_WHAT IS BEING ASKED_: Each line should be copied exactly.

— start DATA SHOWN —

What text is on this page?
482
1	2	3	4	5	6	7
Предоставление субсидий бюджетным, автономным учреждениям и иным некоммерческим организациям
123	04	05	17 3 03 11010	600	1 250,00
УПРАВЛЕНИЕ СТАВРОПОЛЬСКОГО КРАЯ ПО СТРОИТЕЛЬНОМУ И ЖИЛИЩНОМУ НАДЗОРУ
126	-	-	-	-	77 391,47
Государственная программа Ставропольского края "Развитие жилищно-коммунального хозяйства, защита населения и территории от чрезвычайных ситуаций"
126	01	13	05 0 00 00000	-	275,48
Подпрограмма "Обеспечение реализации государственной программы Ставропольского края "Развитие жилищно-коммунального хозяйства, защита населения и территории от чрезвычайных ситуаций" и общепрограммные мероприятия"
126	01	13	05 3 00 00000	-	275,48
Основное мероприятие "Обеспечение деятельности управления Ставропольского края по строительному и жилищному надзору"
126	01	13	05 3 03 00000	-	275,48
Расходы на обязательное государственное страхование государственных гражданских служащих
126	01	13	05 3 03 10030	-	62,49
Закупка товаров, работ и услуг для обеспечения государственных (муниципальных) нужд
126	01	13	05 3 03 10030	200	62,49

— end DATA SHOWN —

_SOLVED EXERCISE_:
What text is on this page?
482
1	2	3	4	5	6	7
Предоставление субсидий бюджетным, автономным учреждениям и иным некоммерческим организациям
123	04	05	17 3 03 11010	600	1 250,00
УПРАВЛЕНИЕ СТАВРОПОЛЬСКОГО КРАЯ ПО СТРОИТЕЛЬНОМУ И ЖИЛИЩНОМУ НАДЗОРУ
126	-	-	-	-	77 391,47
Государственная программа Ставропольского края "Развитие жилищно-коммунального хозяйства, защита населения и территории от чрезвычайных ситуаций"
126	01	13	05 0 00 00000	-	275,48
Подпрограмма "Обеспечение реализации государственной программы Ставропольского края "Развитие жилищно-коммунального хозяйства, защита населения и территории от чрезвычайных ситуаций" и общепрограммные мероприятия"
126	01	13	05 3 00 00000	-	275,48
Основное мероприятие "Обеспечение деятельности управления Ставропольского края по строительному и жилищному надзору"
126	01	13	05 3 03 00000	-	275,48
Расходы на обязательное государственное страхование государственных гражданских служащих
126	01	13	05 3 03 10030	-	62,49
Закупка товаров, работ и услуг для обеспечения государственных (муниципальных) нужд
126	01	13	05 3 03 10030	200	62,49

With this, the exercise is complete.